▸ **What is needed**
Copy out the records word for word, starting with the first line and going on through the line with "menu-modify[interactable]: Modify(M) (81, 169, 114, 178)", including that line.

******

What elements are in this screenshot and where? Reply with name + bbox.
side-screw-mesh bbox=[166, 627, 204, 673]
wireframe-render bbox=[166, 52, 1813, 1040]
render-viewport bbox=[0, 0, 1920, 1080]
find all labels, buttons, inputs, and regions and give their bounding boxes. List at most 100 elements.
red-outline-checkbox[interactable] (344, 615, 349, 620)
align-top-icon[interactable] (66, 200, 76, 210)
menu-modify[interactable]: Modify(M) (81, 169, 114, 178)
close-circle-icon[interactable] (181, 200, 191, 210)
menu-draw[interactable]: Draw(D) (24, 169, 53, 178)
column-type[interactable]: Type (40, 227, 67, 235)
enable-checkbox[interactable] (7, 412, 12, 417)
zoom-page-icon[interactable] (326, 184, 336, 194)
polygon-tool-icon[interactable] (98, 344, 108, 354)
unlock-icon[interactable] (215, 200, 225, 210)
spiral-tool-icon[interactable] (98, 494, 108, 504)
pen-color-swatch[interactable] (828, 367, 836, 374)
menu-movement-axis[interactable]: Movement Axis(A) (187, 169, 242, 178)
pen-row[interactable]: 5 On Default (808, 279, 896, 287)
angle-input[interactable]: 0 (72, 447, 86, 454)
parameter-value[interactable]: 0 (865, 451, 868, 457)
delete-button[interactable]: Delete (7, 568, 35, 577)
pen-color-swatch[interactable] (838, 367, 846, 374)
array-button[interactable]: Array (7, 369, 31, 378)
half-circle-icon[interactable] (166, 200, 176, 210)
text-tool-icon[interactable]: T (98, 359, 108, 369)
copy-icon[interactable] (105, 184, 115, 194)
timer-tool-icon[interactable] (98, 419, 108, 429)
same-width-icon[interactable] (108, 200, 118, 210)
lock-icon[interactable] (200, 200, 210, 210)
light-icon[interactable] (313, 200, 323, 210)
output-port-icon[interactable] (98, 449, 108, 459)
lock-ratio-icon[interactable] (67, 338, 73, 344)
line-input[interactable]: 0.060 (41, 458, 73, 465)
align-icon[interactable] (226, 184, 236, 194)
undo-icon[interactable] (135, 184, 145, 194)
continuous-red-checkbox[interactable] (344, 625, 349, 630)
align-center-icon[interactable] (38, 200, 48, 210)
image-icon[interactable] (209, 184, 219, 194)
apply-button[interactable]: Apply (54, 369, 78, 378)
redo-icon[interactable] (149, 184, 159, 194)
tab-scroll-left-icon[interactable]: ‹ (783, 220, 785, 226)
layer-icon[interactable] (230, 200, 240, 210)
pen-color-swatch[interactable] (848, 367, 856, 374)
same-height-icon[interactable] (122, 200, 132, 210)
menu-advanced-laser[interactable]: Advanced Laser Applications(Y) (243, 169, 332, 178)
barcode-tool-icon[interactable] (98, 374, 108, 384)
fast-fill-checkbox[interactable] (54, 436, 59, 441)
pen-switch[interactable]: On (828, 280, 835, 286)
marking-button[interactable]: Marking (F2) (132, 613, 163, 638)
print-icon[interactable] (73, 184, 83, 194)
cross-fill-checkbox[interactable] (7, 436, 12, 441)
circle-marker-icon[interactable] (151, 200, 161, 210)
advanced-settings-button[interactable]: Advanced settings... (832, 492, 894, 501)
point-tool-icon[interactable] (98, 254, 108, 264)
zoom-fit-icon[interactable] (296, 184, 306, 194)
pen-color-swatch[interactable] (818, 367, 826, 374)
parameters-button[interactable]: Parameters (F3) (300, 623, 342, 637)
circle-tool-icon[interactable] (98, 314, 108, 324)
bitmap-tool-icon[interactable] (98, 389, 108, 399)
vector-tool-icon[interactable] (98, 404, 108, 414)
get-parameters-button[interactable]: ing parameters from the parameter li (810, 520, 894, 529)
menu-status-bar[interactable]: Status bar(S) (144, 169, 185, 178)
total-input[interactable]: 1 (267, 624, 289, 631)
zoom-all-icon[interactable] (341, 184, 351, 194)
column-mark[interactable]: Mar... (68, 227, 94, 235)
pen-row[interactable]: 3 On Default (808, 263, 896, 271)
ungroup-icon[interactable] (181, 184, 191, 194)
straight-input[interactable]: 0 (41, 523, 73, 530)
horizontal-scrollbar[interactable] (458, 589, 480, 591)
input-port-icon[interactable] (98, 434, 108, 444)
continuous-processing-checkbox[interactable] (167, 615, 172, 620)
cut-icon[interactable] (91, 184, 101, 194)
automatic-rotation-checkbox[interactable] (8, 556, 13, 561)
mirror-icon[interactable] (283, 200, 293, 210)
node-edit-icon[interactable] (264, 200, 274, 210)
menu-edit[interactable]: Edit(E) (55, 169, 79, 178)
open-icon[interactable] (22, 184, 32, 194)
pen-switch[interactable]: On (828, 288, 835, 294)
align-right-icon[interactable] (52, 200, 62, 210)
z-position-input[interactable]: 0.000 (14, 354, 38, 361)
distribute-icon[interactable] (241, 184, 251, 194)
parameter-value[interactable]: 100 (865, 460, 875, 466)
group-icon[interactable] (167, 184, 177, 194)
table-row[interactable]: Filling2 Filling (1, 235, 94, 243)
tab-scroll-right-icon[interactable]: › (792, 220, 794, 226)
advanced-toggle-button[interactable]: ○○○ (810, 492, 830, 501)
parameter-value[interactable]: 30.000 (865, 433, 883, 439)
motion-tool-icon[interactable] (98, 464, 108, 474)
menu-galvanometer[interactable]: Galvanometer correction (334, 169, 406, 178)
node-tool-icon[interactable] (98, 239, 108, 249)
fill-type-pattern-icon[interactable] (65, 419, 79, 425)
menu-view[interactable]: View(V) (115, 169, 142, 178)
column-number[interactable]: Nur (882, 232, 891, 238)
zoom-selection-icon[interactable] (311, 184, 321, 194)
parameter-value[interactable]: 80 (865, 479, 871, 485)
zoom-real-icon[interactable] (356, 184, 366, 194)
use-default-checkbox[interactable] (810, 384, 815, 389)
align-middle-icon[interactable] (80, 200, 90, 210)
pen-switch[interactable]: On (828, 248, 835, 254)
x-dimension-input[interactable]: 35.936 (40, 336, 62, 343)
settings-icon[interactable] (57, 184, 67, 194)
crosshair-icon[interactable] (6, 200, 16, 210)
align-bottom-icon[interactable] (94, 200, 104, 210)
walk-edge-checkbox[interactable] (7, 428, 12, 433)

******

▸ **Exercise result**
What elements are in this screenshot and where? Reply with name + bbox.
side-screw-mesh bbox=[166, 627, 204, 673]
wireframe-render bbox=[166, 52, 1813, 1040]
render-viewport bbox=[0, 0, 1920, 1080]
find all labels, buttons, inputs, and regions and give their bounding boxes. List at most 100 elements.
red-outline-checkbox[interactable] (344, 615, 349, 620)
align-top-icon[interactable] (66, 200, 76, 210)
menu-modify[interactable]: Modify(M) (81, 169, 114, 178)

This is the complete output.